# [TASK OBJECTIVE]
Quote, without change, all of the lines that follow.

____ AVAILABLE DATA

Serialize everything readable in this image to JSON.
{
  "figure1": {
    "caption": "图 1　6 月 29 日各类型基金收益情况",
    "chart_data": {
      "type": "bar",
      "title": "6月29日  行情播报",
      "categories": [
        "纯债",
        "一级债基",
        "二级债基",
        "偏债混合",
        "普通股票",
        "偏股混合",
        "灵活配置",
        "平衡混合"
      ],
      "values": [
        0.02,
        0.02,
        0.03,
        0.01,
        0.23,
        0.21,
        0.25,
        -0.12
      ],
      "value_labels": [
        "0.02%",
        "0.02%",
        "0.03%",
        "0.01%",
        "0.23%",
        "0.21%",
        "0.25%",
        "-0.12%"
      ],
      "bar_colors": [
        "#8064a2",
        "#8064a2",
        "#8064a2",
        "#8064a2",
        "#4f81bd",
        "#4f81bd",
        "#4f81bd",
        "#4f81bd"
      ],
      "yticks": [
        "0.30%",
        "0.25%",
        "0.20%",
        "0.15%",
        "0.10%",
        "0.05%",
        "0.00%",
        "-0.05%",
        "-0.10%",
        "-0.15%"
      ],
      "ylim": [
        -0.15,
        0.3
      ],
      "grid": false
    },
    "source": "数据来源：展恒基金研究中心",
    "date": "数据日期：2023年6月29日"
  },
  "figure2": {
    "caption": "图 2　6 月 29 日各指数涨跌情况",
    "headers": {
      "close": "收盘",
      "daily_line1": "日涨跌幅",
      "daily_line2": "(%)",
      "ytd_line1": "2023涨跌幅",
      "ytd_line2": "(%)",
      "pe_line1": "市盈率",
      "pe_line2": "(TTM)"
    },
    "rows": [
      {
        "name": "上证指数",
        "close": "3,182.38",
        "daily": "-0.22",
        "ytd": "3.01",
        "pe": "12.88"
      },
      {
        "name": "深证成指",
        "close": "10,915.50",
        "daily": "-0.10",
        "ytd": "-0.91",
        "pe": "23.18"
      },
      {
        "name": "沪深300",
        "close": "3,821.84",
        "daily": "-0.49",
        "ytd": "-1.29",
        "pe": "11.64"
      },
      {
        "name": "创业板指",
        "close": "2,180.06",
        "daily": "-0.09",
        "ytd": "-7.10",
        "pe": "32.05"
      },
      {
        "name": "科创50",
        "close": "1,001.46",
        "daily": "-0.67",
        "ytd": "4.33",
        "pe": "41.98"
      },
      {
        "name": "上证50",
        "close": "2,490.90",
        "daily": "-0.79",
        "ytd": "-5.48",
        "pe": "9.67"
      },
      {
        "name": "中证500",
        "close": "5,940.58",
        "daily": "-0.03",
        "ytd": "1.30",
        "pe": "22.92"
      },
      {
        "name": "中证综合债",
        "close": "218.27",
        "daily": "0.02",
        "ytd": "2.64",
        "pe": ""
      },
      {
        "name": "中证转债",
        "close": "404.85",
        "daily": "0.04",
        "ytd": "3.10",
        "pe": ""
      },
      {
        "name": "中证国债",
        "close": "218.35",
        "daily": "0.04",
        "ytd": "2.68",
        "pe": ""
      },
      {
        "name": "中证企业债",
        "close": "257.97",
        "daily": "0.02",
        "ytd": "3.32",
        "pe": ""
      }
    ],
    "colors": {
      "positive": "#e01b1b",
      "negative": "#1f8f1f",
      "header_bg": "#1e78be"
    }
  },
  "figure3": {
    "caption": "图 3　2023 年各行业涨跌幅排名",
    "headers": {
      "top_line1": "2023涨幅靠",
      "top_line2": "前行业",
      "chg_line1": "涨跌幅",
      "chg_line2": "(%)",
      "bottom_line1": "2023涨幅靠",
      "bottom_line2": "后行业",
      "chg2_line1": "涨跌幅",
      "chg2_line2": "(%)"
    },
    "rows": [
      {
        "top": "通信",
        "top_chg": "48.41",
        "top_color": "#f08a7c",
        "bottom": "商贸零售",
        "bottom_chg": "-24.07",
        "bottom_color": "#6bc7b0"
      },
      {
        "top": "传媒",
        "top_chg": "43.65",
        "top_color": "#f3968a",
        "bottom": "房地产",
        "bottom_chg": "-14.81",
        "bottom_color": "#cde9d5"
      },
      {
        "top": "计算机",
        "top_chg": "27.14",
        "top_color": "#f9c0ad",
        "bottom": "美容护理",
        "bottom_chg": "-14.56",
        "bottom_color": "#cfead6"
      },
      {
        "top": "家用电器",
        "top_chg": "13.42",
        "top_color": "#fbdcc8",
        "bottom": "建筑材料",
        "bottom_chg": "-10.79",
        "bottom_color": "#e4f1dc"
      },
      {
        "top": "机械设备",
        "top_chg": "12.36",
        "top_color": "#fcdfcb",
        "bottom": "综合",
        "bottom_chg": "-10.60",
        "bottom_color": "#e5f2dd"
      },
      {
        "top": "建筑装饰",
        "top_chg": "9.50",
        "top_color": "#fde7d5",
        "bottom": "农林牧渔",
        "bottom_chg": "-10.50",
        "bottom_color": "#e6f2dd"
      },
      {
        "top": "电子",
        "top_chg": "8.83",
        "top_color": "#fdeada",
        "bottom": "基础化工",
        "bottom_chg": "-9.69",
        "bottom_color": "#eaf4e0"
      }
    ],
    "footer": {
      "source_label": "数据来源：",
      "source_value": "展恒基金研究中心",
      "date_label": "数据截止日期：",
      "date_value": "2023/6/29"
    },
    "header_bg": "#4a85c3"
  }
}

________

# [RESPONSE BELOW]
Serialize everything readable in this image to JSON.
{
  "figure1": {
    "caption": "图 1　6 月 29 日各类型基金收益情况",
    "chart_data": {
      "type": "bar",
      "title": "6月29日  行情播报",
      "categories": [
        "纯债",
        "一级债基",
        "二级债基",
        "偏债混合",
        "普通股票",
        "偏股混合",
        "灵活配置",
        "平衡混合"
      ],
      "values": [
        0.02,
        0.02,
        0.03,
        0.01,
        0.23,
        0.21,
        0.25,
        -0.12
      ],
      "value_labels": [
        "0.02%",
        "0.02%",
        "0.03%",
        "0.01%",
        "0.23%",
        "0.21%",
        "0.25%",
        "-0.12%"
      ],
      "bar_colors": [
        "#8064a2",
        "#8064a2",
        "#8064a2",
        "#8064a2",
        "#4f81bd",
        "#4f81bd",
        "#4f81bd",
        "#4f81bd"
      ],
      "yticks": [
        "0.30%",
        "0.25%",
        "0.20%",
        "0.15%",
        "0.10%",
        "0.05%",
        "0.00%",
        "-0.05%",
        "-0.10%",
        "-0.15%"
      ],
      "ylim": [
        -0.15,
        0.3
      ],
      "grid": false
    },
    "source": "数据来源：展恒基金研究中心",
    "date": "数据日期：2023年6月29日"
  },
  "figure2": {
    "caption": "图 2　6 月 29 日各指数涨跌情况",
    "headers": {
      "close": "收盘",
      "daily_line1": "日涨跌幅",
      "daily_line2": "(%)",
      "ytd_line1": "2023涨跌幅",
      "ytd_line2": "(%)",
      "pe_line1": "市盈率",
      "pe_line2": "(TTM)"
    },
    "rows": [
      {
        "name": "上证指数",
        "close": "3,182.38",
        "daily": "-0.22",
        "ytd": "3.01",
        "pe": "12.88"
      },
      {
        "name": "深证成指",
        "close": "10,915.50",
        "daily": "-0.10",
        "ytd": "-0.91",
        "pe": "23.18"
      },
      {
        "name": "沪深300",
        "close": "3,821.84",
        "daily": "-0.49",
        "ytd": "-1.29",
        "pe": "11.64"
      },
      {
        "name": "创业板指",
        "close": "2,180.06",
        "daily": "-0.09",
        "ytd": "-7.10",
        "pe": "32.05"
      },
      {
        "name": "科创50",
        "close": "1,001.46",
        "daily": "-0.67",
        "ytd": "4.33",
        "pe": "41.98"
      },
      {
        "name": "上证50",
        "close": "2,490.90",
        "daily": "-0.79",
        "ytd": "-5.48",
        "pe": "9.67"
      },
      {
        "name": "中证500",
        "close": "5,940.58",
        "daily": "-0.03",
        "ytd": "1.30",
        "pe": "22.92"
      },
      {
        "name": "中证综合债",
        "close": "218.27",
        "daily": "0.02",
        "ytd": "2.64",
        "pe": ""
      },
      {
        "name": "中证转债",
        "close": "404.85",
        "daily": "0.04",
        "ytd": "3.10",
        "pe": ""
      },
      {
        "name": "中证国债",
        "close": "218.35",
        "daily": "0.04",
        "ytd": "2.68",
        "pe": ""
      },
      {
        "name": "中证企业债",
        "close": "257.97",
        "daily": "0.02",
        "ytd": "3.32",
        "pe": ""
      }
    ],
    "colors": {
      "positive": "#e01b1b",
      "negative": "#1f8f1f",
      "header_bg": "#1e78be"
    }
  },
  "figure3": {
    "caption": "图 3　2023 年各行业涨跌幅排名",
    "headers": {
      "top_line1": "2023涨幅靠",
      "top_line2": "前行业",
      "chg_line1": "涨跌幅",
      "chg_line2": "(%)",
      "bottom_line1": "2023涨幅靠",
      "bottom_line2": "后行业",
      "chg2_line1": "涨跌幅",
      "chg2_line2": "(%)"
    },
    "rows": [
      {
        "top": "通信",
        "top_chg": "48.41",
        "top_color": "#f08a7c",
        "bottom": "商贸零售",
        "bottom_chg": "-24.07",
        "bottom_color": "#6bc7b0"
      },
      {
        "top": "传媒",
        "top_chg": "43.65",
        "top_color": "#f3968a",
        "bottom": "房地产",
        "bottom_chg": "-14.81",
        "bottom_color": "#cde9d5"
      },
      {
        "top": "计算机",
        "top_chg": "27.14",
        "top_color": "#f9c0ad",
        "bottom": "美容护理",
        "bottom_chg": "-14.56",
        "bottom_color": "#cfead6"
      },
      {
        "top": "家用电器",
        "top_chg": "13.42",
        "top_color": "#fbdcc8",
        "bottom": "建筑材料",
        "bottom_chg": "-10.79",
        "bottom_color": "#e4f1dc"
      },
      {
        "top": "机械设备",
        "top_chg": "12.36",
        "top_color": "#fcdfcb",
        "bottom": "综合",
        "bottom_chg": "-10.60",
        "bottom_color": "#e5f2dd"
      },
      {
        "top": "建筑装饰",
        "top_chg": "9.50",
        "top_color": "#fde7d5",
        "bottom": "农林牧渔",
        "bottom_chg": "-10.50",
        "bottom_color": "#e6f2dd"
      },
      {
        "top": "电子",
        "top_chg": "8.83",
        "top_color": "#fdeada",
        "bottom": "基础化工",
        "bottom_chg": "-9.69",
        "bottom_color": "#eaf4e0"
      }
    ],
    "footer": {
      "source_label": "数据来源：",
      "source_value": "展恒基金研究中心",
      "date_label": "数据截止日期：",
      "date_value": "2023/6/29"
    },
    "header_bg": "#4a85c3"
  }
}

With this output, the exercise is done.